**What is expected**
Check each line of the data below for the word "INITIAL", then extract the ones that have it.

**Provided entries**
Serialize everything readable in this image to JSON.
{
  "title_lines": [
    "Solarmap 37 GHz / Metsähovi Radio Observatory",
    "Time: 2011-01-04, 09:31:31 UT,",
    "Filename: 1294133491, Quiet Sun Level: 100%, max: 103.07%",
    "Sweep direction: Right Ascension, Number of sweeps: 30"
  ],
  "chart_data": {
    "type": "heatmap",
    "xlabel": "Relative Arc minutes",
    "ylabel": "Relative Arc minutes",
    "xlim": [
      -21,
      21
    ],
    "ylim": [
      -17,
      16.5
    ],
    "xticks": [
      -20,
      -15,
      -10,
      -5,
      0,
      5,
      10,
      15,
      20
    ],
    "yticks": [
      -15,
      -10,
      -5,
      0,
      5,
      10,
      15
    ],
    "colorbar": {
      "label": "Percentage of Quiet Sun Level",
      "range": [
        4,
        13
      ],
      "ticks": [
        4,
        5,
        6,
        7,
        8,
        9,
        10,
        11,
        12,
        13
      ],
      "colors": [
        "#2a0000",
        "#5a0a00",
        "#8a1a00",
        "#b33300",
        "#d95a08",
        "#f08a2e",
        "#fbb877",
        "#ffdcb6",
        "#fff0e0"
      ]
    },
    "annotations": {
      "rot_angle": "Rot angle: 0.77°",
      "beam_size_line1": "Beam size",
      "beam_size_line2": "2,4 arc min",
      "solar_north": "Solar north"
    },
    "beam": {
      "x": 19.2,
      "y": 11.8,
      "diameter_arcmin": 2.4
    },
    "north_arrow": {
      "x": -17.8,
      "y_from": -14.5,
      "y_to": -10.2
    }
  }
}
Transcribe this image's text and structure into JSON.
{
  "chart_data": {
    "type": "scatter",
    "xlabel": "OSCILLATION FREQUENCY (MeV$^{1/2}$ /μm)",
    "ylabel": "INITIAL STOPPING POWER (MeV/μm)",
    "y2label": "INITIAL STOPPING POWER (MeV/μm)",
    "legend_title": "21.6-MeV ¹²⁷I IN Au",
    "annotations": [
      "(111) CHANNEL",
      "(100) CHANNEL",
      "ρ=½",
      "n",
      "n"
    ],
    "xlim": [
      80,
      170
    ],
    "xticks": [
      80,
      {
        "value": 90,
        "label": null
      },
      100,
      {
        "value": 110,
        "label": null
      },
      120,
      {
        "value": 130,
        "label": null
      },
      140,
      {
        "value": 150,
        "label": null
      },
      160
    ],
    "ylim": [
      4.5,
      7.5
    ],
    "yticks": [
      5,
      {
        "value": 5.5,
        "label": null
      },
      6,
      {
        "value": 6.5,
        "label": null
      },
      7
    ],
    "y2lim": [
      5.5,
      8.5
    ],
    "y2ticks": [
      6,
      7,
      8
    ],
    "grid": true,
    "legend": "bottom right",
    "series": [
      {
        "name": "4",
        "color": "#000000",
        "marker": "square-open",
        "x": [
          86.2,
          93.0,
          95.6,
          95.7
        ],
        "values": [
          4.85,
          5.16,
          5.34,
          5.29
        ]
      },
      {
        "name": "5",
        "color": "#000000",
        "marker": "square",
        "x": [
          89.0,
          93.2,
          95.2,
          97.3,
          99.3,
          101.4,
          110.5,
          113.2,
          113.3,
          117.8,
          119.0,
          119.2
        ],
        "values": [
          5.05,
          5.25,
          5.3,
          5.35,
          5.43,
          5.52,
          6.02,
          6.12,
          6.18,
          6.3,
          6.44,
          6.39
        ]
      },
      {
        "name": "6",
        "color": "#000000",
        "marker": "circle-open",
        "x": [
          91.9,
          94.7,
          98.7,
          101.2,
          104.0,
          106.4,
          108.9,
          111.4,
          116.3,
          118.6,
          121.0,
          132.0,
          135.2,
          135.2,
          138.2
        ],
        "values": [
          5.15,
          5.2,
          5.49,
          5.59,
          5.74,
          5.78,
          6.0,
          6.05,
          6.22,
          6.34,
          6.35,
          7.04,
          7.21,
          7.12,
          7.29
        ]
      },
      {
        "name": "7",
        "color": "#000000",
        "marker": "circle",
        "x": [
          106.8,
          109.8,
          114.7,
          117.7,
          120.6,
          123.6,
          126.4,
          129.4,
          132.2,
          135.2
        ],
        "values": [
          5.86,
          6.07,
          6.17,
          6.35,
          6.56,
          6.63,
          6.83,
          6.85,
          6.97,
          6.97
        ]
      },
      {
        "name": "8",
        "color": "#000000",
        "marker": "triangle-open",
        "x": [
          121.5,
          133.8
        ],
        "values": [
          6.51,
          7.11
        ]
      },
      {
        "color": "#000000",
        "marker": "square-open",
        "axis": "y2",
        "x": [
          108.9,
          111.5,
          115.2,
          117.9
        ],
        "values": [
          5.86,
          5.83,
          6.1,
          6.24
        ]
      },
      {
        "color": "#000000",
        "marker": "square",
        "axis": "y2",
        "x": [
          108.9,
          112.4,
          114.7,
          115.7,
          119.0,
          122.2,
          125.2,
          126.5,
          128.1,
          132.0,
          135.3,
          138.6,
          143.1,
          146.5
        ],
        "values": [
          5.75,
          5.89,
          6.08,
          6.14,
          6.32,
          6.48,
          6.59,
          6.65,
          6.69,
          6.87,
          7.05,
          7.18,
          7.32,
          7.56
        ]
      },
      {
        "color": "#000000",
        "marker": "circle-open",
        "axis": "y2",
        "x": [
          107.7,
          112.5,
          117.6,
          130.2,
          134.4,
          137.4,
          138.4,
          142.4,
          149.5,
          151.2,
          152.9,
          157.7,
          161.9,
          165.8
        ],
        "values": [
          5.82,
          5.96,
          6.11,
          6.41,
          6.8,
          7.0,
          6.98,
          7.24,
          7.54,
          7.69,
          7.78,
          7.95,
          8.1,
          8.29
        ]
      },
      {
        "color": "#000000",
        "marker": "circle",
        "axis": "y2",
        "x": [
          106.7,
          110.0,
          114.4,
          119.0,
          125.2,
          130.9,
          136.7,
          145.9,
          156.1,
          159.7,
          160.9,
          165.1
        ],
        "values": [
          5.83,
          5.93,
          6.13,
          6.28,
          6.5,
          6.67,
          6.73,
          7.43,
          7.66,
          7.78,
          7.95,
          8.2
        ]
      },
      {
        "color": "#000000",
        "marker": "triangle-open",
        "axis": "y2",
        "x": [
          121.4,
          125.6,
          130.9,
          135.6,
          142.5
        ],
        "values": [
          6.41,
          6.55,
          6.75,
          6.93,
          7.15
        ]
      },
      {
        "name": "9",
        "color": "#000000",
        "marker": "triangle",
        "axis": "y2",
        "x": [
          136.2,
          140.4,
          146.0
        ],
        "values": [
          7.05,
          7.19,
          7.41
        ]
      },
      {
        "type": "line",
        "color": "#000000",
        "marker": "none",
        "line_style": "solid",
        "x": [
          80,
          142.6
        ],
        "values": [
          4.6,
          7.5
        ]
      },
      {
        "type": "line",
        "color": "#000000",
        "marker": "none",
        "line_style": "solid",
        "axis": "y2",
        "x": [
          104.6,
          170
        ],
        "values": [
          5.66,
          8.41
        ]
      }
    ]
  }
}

**Final result**
    "ylabel": "INITIAL STOPPING POWER (MeV/μm)",
    "y2label": "INITIAL STOPPING POWER (MeV/μm)",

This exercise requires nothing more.